§ **Your goal**
Below are the records. List every line holding the word "number".
⟨
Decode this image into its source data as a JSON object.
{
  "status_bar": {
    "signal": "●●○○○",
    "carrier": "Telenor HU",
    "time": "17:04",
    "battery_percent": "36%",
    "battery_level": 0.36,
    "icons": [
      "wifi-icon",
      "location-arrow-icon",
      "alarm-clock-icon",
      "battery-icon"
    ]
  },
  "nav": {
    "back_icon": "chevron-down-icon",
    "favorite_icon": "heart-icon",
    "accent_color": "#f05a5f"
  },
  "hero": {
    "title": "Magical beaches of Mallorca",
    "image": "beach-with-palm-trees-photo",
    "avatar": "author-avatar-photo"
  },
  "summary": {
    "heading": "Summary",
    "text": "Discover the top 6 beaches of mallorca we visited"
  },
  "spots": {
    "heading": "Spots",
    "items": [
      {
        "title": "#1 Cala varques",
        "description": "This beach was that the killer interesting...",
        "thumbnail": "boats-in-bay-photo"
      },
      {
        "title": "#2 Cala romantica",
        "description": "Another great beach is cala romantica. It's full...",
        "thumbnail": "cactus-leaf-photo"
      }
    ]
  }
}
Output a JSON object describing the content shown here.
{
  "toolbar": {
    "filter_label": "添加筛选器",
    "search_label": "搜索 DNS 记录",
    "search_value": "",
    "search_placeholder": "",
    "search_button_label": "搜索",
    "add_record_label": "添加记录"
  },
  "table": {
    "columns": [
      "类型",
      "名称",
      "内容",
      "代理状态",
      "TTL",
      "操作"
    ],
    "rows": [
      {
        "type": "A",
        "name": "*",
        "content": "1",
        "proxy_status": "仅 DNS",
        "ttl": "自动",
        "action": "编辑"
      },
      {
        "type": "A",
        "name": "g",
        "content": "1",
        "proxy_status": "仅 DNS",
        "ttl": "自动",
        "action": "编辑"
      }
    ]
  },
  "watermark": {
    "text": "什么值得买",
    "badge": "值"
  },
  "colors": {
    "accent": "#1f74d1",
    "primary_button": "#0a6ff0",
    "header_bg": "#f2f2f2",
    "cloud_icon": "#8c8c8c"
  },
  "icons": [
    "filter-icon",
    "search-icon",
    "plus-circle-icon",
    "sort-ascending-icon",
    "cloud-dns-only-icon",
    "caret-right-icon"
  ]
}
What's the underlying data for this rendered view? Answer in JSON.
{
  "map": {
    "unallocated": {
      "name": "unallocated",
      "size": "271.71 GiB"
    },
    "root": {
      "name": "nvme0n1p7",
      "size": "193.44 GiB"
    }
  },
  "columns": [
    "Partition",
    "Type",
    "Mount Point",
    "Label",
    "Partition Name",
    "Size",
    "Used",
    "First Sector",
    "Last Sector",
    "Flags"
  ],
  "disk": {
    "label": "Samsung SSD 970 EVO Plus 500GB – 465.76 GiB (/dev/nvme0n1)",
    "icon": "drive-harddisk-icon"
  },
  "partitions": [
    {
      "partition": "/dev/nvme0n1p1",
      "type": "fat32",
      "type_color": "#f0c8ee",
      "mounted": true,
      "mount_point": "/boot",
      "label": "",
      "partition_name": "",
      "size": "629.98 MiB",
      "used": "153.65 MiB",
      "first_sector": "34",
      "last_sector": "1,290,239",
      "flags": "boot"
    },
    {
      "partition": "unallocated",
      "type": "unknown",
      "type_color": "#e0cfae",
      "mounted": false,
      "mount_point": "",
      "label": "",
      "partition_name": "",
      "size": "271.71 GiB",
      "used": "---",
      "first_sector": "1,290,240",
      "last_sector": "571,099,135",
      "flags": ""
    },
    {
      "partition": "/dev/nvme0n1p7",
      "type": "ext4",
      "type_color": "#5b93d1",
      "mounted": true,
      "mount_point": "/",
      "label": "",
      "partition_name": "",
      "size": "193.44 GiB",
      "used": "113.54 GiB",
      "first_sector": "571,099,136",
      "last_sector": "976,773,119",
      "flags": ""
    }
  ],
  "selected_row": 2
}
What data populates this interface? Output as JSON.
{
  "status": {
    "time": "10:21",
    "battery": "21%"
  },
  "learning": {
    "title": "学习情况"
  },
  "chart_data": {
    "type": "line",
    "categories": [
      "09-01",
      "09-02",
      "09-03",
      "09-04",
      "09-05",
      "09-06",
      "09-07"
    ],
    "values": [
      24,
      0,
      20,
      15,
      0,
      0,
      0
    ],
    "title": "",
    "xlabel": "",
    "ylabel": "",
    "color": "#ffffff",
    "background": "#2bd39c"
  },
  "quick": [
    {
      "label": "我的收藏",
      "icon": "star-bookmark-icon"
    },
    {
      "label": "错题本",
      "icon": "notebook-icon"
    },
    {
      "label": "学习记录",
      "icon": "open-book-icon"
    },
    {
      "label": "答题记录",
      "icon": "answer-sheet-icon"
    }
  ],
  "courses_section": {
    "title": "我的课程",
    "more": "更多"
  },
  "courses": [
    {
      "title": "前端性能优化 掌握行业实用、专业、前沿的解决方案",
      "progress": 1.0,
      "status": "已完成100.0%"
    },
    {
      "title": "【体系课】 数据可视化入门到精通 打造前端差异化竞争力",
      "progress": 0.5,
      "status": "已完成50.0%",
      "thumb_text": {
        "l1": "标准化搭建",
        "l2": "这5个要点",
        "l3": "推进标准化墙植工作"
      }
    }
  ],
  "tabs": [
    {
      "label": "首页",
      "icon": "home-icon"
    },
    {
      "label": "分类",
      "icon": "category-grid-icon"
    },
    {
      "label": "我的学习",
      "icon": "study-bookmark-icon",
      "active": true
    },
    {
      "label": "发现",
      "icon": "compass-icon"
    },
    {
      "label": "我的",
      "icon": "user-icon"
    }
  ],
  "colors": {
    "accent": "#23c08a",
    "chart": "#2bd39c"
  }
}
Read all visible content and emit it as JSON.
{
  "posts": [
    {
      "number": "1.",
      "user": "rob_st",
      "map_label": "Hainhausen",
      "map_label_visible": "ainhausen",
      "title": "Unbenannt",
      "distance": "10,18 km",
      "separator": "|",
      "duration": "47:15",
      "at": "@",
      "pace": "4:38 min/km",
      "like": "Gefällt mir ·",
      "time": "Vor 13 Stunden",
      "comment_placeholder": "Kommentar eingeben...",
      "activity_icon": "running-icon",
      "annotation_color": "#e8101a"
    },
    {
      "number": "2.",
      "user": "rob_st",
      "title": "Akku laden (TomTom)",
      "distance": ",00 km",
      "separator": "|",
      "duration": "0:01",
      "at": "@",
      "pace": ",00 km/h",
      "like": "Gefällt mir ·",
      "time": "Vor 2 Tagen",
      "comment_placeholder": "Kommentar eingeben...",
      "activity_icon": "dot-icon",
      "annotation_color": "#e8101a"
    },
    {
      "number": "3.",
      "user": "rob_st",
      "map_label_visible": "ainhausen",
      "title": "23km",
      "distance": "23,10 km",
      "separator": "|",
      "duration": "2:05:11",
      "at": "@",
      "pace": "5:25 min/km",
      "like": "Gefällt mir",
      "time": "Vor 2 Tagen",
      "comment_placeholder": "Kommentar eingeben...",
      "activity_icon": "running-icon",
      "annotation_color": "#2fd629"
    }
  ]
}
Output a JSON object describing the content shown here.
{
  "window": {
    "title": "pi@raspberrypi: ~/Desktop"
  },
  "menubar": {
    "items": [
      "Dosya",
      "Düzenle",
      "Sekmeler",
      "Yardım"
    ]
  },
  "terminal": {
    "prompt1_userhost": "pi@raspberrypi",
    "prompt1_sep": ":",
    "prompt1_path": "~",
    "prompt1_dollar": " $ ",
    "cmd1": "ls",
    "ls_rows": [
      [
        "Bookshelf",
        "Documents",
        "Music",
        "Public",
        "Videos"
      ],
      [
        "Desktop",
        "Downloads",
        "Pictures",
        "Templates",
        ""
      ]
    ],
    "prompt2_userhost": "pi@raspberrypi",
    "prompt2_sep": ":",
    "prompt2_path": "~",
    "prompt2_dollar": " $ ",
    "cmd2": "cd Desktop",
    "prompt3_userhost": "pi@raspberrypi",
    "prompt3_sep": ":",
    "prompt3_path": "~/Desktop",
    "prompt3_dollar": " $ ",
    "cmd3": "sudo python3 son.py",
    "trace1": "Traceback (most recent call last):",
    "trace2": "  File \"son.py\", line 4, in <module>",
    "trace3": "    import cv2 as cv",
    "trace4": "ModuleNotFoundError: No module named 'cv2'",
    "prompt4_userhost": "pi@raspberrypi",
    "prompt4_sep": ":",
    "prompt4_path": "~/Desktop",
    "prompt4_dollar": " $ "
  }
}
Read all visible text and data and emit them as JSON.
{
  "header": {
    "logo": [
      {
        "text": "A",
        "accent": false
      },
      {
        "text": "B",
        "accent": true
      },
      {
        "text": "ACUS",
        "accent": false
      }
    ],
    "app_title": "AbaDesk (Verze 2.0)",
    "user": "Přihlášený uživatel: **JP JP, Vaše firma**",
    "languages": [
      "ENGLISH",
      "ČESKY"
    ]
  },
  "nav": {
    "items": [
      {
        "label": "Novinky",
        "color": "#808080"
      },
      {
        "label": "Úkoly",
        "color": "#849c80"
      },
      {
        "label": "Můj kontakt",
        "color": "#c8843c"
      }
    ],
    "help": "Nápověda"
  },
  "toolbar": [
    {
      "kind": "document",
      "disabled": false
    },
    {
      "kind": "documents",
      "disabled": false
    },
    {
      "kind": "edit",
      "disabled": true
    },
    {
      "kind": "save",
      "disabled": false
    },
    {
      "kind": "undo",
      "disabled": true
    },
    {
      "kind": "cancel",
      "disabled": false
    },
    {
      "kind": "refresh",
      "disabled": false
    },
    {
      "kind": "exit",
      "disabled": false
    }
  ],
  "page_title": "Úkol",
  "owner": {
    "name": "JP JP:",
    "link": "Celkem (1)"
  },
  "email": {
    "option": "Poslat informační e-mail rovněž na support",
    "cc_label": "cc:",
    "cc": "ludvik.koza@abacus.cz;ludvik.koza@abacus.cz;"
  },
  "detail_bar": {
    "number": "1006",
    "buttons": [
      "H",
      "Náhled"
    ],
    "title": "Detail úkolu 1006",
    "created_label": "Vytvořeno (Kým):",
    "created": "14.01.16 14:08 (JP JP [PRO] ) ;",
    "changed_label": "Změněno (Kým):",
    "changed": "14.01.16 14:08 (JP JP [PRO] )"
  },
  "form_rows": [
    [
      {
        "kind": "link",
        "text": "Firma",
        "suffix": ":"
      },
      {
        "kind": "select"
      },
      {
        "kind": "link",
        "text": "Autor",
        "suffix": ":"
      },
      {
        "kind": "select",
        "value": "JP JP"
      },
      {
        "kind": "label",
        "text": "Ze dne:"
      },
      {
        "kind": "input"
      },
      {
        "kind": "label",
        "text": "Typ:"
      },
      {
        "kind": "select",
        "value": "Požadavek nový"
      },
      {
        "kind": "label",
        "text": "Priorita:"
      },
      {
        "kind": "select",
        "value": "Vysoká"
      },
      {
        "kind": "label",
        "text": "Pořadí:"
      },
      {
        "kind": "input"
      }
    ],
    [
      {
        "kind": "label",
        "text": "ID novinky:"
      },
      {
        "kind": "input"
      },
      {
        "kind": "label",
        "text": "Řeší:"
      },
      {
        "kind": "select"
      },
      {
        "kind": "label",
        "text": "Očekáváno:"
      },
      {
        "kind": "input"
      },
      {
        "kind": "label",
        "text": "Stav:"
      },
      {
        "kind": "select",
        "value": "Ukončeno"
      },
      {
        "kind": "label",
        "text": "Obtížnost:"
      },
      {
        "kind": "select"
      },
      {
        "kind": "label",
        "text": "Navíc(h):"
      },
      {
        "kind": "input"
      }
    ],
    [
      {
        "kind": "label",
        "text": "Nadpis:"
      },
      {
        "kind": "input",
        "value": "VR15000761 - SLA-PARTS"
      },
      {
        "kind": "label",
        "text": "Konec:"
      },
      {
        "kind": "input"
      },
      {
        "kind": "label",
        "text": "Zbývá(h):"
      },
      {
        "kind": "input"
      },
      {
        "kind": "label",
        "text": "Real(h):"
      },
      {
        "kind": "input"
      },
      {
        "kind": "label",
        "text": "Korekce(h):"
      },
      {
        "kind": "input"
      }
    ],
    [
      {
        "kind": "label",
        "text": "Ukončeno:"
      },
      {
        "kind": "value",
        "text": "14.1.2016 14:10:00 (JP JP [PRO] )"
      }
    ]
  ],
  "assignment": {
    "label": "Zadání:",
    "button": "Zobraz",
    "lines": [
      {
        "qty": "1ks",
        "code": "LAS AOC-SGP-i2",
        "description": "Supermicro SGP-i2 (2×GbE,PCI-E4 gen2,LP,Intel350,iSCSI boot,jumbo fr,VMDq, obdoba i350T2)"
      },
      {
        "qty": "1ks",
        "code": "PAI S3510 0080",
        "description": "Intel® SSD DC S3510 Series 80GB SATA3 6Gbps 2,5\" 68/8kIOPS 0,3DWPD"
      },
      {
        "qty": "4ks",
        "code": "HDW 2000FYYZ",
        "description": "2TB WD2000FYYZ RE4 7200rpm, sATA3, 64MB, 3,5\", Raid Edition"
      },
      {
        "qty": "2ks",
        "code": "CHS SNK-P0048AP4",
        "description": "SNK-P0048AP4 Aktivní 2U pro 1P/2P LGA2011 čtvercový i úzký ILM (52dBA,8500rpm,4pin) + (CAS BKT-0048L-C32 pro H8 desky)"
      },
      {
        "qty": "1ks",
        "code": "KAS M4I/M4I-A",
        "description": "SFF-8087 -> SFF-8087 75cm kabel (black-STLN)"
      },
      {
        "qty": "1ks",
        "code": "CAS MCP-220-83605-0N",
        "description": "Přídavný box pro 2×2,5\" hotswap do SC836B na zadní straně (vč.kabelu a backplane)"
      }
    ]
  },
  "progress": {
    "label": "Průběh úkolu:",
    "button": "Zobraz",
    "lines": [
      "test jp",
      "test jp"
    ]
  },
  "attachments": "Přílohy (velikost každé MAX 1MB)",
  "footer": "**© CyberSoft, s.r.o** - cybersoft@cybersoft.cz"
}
⟩
§ **Solution**
      "number": "1.",
      "number": "2.",
      "number": "3.",
    "number": "1006",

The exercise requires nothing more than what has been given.